Collection entries:
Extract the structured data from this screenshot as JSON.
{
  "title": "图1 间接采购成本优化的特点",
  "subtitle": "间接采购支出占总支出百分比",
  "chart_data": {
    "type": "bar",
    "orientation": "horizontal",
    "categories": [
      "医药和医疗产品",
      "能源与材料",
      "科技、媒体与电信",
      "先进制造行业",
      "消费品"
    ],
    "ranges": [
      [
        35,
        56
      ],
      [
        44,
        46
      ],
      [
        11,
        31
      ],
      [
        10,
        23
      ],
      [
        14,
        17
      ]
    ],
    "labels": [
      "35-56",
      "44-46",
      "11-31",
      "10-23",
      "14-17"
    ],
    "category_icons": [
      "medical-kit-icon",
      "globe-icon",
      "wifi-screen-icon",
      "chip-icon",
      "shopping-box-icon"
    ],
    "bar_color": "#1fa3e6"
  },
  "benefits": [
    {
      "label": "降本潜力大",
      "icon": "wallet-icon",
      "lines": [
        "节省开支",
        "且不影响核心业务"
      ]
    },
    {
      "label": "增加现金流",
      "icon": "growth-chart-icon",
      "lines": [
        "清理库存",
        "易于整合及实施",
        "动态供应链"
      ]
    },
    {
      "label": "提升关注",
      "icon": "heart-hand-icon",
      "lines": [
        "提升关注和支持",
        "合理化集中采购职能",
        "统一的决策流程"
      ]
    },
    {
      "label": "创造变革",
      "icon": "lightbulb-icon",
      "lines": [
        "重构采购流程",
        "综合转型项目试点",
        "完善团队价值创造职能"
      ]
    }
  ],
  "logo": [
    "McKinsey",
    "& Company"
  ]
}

REQUIRED WORK: What is needed here is an exact reproduction of all the entries.

THE COMPLETED TASK:
Extract the structured data from this screenshot as JSON.
{
  "title": "图1 间接采购成本优化的特点",
  "subtitle": "间接采购支出占总支出百分比",
  "chart_data": {
    "type": "bar",
    "orientation": "horizontal",
    "categories": [
      "医药和医疗产品",
      "能源与材料",
      "科技、媒体与电信",
      "先进制造行业",
      "消费品"
    ],
    "ranges": [
      [
        35,
        56
      ],
      [
        44,
        46
      ],
      [
        11,
        31
      ],
      [
        10,
        23
      ],
      [
        14,
        17
      ]
    ],
    "labels": [
      "35-56",
      "44-46",
      "11-31",
      "10-23",
      "14-17"
    ],
    "category_icons": [
      "medical-kit-icon",
      "globe-icon",
      "wifi-screen-icon",
      "chip-icon",
      "shopping-box-icon"
    ],
    "bar_color": "#1fa3e6"
  },
  "benefits": [
    {
      "label": "降本潜力大",
      "icon": "wallet-icon",
      "lines": [
        "节省开支",
        "且不影响核心业务"
      ]
    },
    {
      "label": "增加现金流",
      "icon": "growth-chart-icon",
      "lines": [
        "清理库存",
        "易于整合及实施",
        "动态供应链"
      ]
    },
    {
      "label": "提升关注",
      "icon": "heart-hand-icon",
      "lines": [
        "提升关注和支持",
        "合理化集中采购职能",
        "统一的决策流程"
      ]
    },
    {
      "label": "创造变革",
      "icon": "lightbulb-icon",
      "lines": [
        "重构采购流程",
        "综合转型项目试点",
        "完善团队价值创造职能"
      ]
    }
  ],
  "logo": [
    "McKinsey",
    "& Company"
  ]
}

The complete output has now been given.